== Prompt ==
Would you please copy only the lines from the line that contains "Read this page and output its text content." to the end of the data below, exactly, leaving every picture out?

Images of pages and their text
##########
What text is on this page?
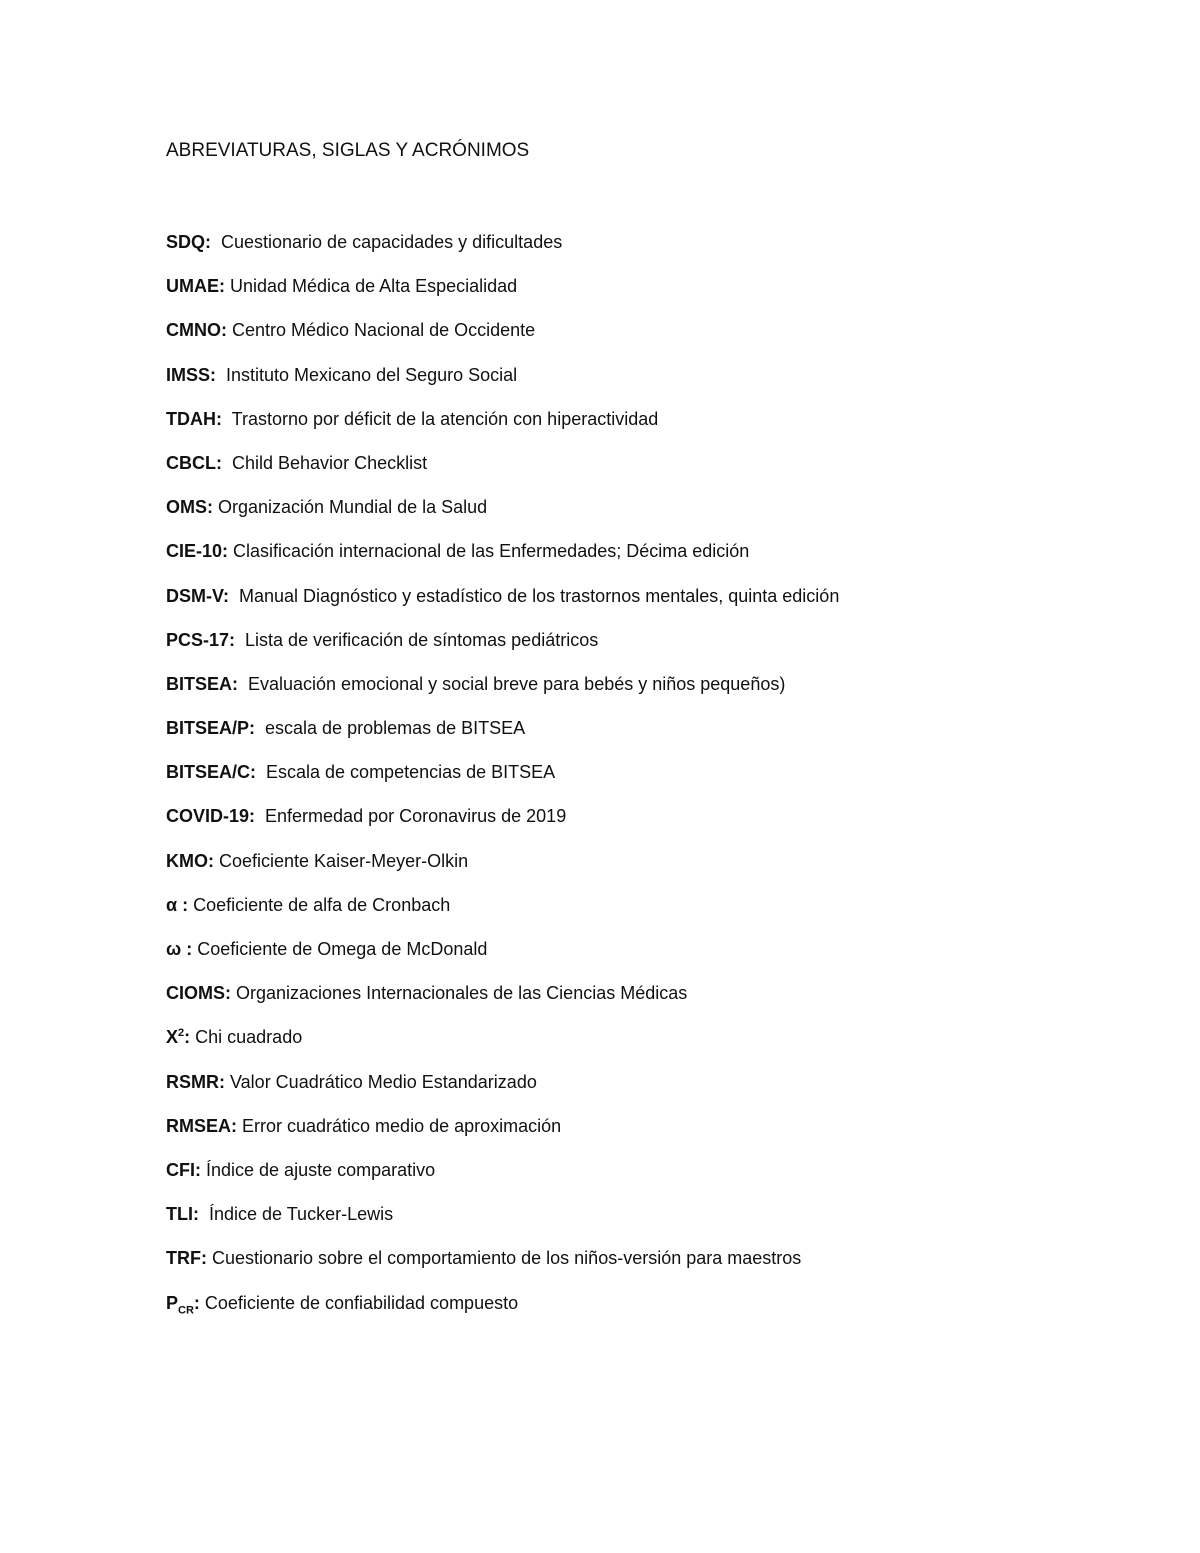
ABREVIATURAS, SIGLAS Y ACRÓNIMOS
SDQ:  Cuestionario de capacidades y dificultades
UMAE: Unidad Médica de Alta Especialidad
CMNO: Centro Médico Nacional de Occidente
IMSS:  Instituto Mexicano del Seguro Social
TDAH:  Trastorno por déficit de la atención con hiperactividad
CBCL:  Child Behavior Checklist
OMS: Organización Mundial de la Salud
CIE-10: Clasificación internacional de las Enfermedades; Décima edición
DSM-V:  Manual Diagnóstico y estadístico de los trastornos mentales, quinta edición
PCS-17:  Lista de verificación de síntomas pediátricos
BITSEA:  Evaluación emocional y social breve para bebés y niños pequeños)
BITSEA/P:  escala de problemas de BITSEA
BITSEA/C:  Escala de competencias de BITSEA
COVID-19:  Enfermedad por Coronavirus de 2019
KMO: Coeficiente Kaiser-Meyer-Olkin
α : Coeficiente de alfa de Cronbach
ω : Coeficiente de Omega de McDonald
CIOMS: Organizaciones Internacionales de las Ciencias Médicas
$X^2$: Chi cuadrado
RSMR: Valor Cuadrático Medio Estandarizado
RMSEA: Error cuadrático medio de aproximación
CFI: Índice de ajuste comparativo
TLI:  Índice de Tucker-Lewis
TRF: Cuestionario sobre el comportamiento de los niños-versión para maestros
$P_{CR}$: Coeficiente de confiabilidad compuesto
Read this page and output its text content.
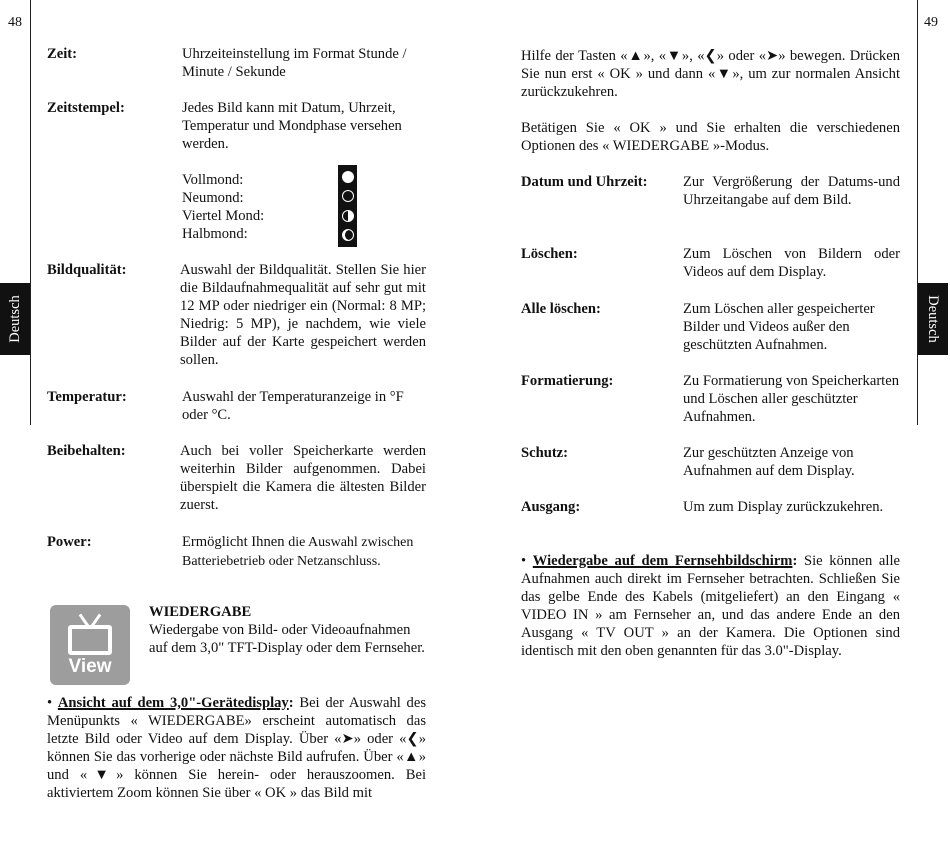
48	49
Deutsch	Deutsch
Zeit:	Uhrzeiteinstellung im Format Stunde /
Minute / Sekunde
Zeitstempel:	Jedes Bild kann mit Datum, Uhrzeit,
Temperatur und Mondphase versehen
werden.
Vollmond:
Neumond:
Viertel Mond:
Halbmond:
Bildqualität:	Auswahl der Bildqualität. Stellen Sie hier die Bildaufnahmequalität auf sehr gut mit 12 MP oder niedriger ein (Normal: 8 MP; Niedrig: 5 MP), je nachdem, wie viele Bilder auf der Karte gespeichert werden sollen.
Temperatur:	Auswahl der Temperaturanzeige in °F
oder °C.
Beibehalten:	Auch bei voller Speicherkarte werden weiterhin Bilder aufgenommen. Dabei überspielt die Kamera die ältesten Bilder zuerst.
Power:	Ermöglicht Ihnen die Auswahl zwischen
Batteriebetrieb oder Netzanschluss.
View
WIEDERGABE
Wiedergabe von Bild- oder Videoaufnahmen auf dem 3,0" TFT-Display oder dem Fernseher.
• Ansicht auf dem 3,0"-Gerätedisplay: Bei der Auswahl des Menüpunkts « WIEDERGABE» erscheint automatisch das letzte Bild oder Video auf dem Display. Über «➤» oder «❮» können Sie das vorherige oder nächste Bild aufrufen. Über «▲» und «▼» können Sie herein- oder herauszoomen. Bei aktiviertem Zoom können Sie über « OK » das Bild mit
Hilfe der Tasten «▲», «▼», «❮» oder «➤» bewegen. Drücken Sie nun erst « OK » und dann «▼», um zur normalen Ansicht zurückzukehren.
Betätigen Sie « OK » und Sie erhalten die verschiedenen Optionen des « WIEDERGABE »-Modus.
Datum und Uhrzeit: Zur Vergrößerung der Datums-und Uhrzeitangabe auf dem Bild.
Löschen:	Zum Löschen von Bildern oder Videos auf dem Display.
Alle löschen:	Zum Löschen aller gespeicherter
Bilder und Videos außer den
geschützten Aufnahmen.
Formatierung:	Zu Formatierung von Speicherkarten
und Löschen aller geschützter
Aufnahmen.
Schutz:	Zur geschützten Anzeige von
Aufnahmen auf dem Display.
Ausgang:	Um zum Display zurückzukehren.
• Wiedergabe auf dem Fernsehbildschirm: Sie können alle Aufnahmen auch direkt im Fernseher betrachten. Schließen Sie das gelbe Ende des Kabels (mitgeliefert) an den Eingang « VIDEO IN » am Fernseher an, und das andere Ende an den Ausgang « TV OUT » an der Kamera. Die Optionen sind identisch mit den oben genannten für das 3.0"-Display.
##########
== Response below ==
Read this page and output its text content.
48	49
Deutsch	Deutsch
Zeit:	Uhrzeiteinstellung im Format Stunde /
Minute / Sekunde
Zeitstempel:	Jedes Bild kann mit Datum, Uhrzeit,
Temperatur und Mondphase versehen
werden.
Vollmond:
Neumond:
Viertel Mond:
Halbmond:
Bildqualität:	Auswahl der Bildqualität. Stellen Sie hier die Bildaufnahmequalität auf sehr gut mit 12 MP oder niedriger ein (Normal: 8 MP; Niedrig: 5 MP), je nachdem, wie viele Bilder auf der Karte gespeichert werden sollen.
Temperatur:	Auswahl der Temperaturanzeige in °F
oder °C.
Beibehalten:	Auch bei voller Speicherkarte werden weiterhin Bilder aufgenommen. Dabei überspielt die Kamera die ältesten Bilder zuerst.
Power:	Ermöglicht Ihnen die Auswahl zwischen
Batteriebetrieb oder Netzanschluss.
View
WIEDERGABE
Wiedergabe von Bild- oder Videoaufnahmen auf dem 3,0" TFT-Display oder dem Fernseher.
• Ansicht auf dem 3,0"-Gerätedisplay: Bei der Auswahl des Menüpunkts « WIEDERGABE» erscheint automatisch das letzte Bild oder Video auf dem Display. Über «➤» oder «❮» können Sie das vorherige oder nächste Bild aufrufen. Über «▲» und «▼» können Sie herein- oder herauszoomen. Bei aktiviertem Zoom können Sie über « OK » das Bild mit
Hilfe der Tasten «▲», «▼», «❮» oder «➤» bewegen. Drücken Sie nun erst « OK » und dann «▼», um zur normalen Ansicht zurückzukehren.
Betätigen Sie « OK » und Sie erhalten die verschiedenen Optionen des « WIEDERGABE »-Modus.
Datum und Uhrzeit: Zur Vergrößerung der Datums-und Uhrzeitangabe auf dem Bild.
Löschen:	Zum Löschen von Bildern oder Videos auf dem Display.
Alle löschen:	Zum Löschen aller gespeicherter
Bilder und Videos außer den
geschützten Aufnahmen.
Formatierung:	Zu Formatierung von Speicherkarten
und Löschen aller geschützter
Aufnahmen.
Schutz:	Zur geschützten Anzeige von
Aufnahmen auf dem Display.
Ausgang:	Um zum Display zurückzukehren.
• Wiedergabe auf dem Fernsehbildschirm: Sie können alle Aufnahmen auch direkt im Fernseher betrachten. Schließen Sie das gelbe Ende des Kabels (mitgeliefert) an den Eingang « VIDEO IN » am Fernseher an, und das andere Ende an den Ausgang « TV OUT » an der Kamera. Die Optionen sind identisch mit den oben genannten für das 3.0"-Display.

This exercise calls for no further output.